- Task data:

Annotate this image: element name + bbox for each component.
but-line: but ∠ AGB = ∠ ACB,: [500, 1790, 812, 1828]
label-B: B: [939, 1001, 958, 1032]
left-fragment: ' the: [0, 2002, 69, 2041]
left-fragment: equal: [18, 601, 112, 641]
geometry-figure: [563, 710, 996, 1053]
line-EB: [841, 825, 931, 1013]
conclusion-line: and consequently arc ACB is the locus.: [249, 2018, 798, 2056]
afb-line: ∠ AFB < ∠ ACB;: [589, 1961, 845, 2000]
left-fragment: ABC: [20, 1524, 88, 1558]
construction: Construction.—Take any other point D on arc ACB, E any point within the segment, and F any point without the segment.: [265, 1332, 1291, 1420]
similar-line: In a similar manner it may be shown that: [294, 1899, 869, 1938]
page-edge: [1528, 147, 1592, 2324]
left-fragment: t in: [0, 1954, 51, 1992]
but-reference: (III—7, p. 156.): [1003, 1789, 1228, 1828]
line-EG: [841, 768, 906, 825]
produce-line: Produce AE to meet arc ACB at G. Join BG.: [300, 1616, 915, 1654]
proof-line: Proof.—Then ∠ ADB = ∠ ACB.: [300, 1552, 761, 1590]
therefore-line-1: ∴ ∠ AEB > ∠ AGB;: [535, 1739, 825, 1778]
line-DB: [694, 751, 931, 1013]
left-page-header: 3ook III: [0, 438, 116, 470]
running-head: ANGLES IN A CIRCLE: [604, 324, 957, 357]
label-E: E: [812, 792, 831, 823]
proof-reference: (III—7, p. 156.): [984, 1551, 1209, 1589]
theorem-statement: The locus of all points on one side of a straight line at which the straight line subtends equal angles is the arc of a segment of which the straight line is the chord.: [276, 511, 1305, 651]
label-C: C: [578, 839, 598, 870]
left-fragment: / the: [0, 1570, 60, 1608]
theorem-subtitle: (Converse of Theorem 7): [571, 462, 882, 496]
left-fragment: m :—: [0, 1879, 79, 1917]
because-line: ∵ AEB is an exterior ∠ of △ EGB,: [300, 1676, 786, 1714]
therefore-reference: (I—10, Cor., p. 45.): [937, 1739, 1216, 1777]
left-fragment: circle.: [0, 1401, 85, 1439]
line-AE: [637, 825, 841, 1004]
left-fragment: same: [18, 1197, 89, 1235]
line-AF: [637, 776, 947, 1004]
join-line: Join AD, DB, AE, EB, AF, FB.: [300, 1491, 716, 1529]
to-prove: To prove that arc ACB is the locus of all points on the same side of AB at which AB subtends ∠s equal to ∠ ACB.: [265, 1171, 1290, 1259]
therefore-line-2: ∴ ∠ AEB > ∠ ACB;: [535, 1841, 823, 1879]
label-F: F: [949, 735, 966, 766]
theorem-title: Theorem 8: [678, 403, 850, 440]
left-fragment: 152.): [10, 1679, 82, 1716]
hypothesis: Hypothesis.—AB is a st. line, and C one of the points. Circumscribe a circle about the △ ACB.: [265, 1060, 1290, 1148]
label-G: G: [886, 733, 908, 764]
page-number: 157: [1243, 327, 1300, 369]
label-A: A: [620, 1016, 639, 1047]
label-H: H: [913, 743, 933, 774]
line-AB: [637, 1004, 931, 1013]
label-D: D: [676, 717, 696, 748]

- Direction:
Rewrite all the items above, replacing every "left-fragment" with "margin-fragment" and keeping everything else the same.

- Solution:
Annotate this image: element name + bbox for each component.
but-line: but ∠ AGB = ∠ ACB,: [500, 1790, 812, 1828]
label-B: B: [939, 1001, 958, 1032]
margin-fragment: ' the: [0, 2002, 69, 2041]
margin-fragment: equal: [18, 601, 112, 641]
geometry-figure: [563, 710, 996, 1053]
line-EB: [841, 825, 931, 1013]
conclusion-line: and consequently arc ACB is the locus.: [249, 2018, 798, 2056]
afb-line: ∠ AFB < ∠ ACB;: [589, 1961, 845, 2000]
margin-fragment: ABC: [20, 1524, 88, 1558]
construction: Construction.—Take any other point D on arc ACB, E any point within the segment, and F any point without the segment.: [265, 1332, 1291, 1420]
similar-line: In a similar manner it may be shown that: [294, 1899, 869, 1938]
page-edge: [1528, 147, 1592, 2324]
margin-fragment: t in: [0, 1954, 51, 1992]
but-reference: (III—7, p. 156.): [1003, 1789, 1228, 1828]
line-EG: [841, 768, 906, 825]
produce-line: Produce AE to meet arc ACB at G. Join BG.: [300, 1616, 915, 1654]
proof-line: Proof.—Then ∠ ADB = ∠ ACB.: [300, 1552, 761, 1590]
therefore-line-1: ∴ ∠ AEB > ∠ AGB;: [535, 1739, 825, 1778]
line-DB: [694, 751, 931, 1013]
left-page-header: 3ook III: [0, 438, 116, 470]
running-head: ANGLES IN A CIRCLE: [604, 324, 957, 357]
label-E: E: [812, 792, 831, 823]
proof-reference: (III—7, p. 156.): [984, 1551, 1209, 1589]
theorem-statement: The locus of all points on one side of a straight line at which the straight line subtends equal angles is the arc of a segment of which the straight line is the chord.: [276, 511, 1305, 651]
label-C: C: [578, 839, 598, 870]
margin-fragment: / the: [0, 1570, 60, 1608]
theorem-subtitle: (Converse of Theorem 7): [571, 462, 882, 496]
margin-fragment: m :—: [0, 1879, 79, 1917]
because-line: ∵ AEB is an exterior ∠ of △ EGB,: [300, 1676, 786, 1714]
therefore-reference: (I—10, Cor., p. 45.): [937, 1739, 1216, 1777]
margin-fragment: circle.: [0, 1401, 85, 1439]
line-AE: [637, 825, 841, 1004]
margin-fragment: same: [18, 1197, 89, 1235]
line-AF: [637, 776, 947, 1004]
join-line: Join AD, DB, AE, EB, AF, FB.: [300, 1491, 716, 1529]
to-prove: To prove that arc ACB is the locus of all points on the same side of AB at which AB subtends ∠s equal to ∠ ACB.: [265, 1171, 1290, 1259]
therefore-line-2: ∴ ∠ AEB > ∠ ACB;: [535, 1841, 823, 1879]
label-F: F: [949, 735, 966, 766]
theorem-title: Theorem 8: [678, 403, 850, 440]
margin-fragment: 152.): [10, 1679, 82, 1716]
hypothesis: Hypothesis.—AB is a st. line, and C one of the points. Circumscribe a circle about the △ ACB.: [265, 1060, 1290, 1148]
label-G: G: [886, 733, 908, 764]
page-number: 157: [1243, 327, 1300, 369]
label-A: A: [620, 1016, 639, 1047]
label-H: H: [913, 743, 933, 774]
line-AB: [637, 1004, 931, 1013]
label-D: D: [676, 717, 696, 748]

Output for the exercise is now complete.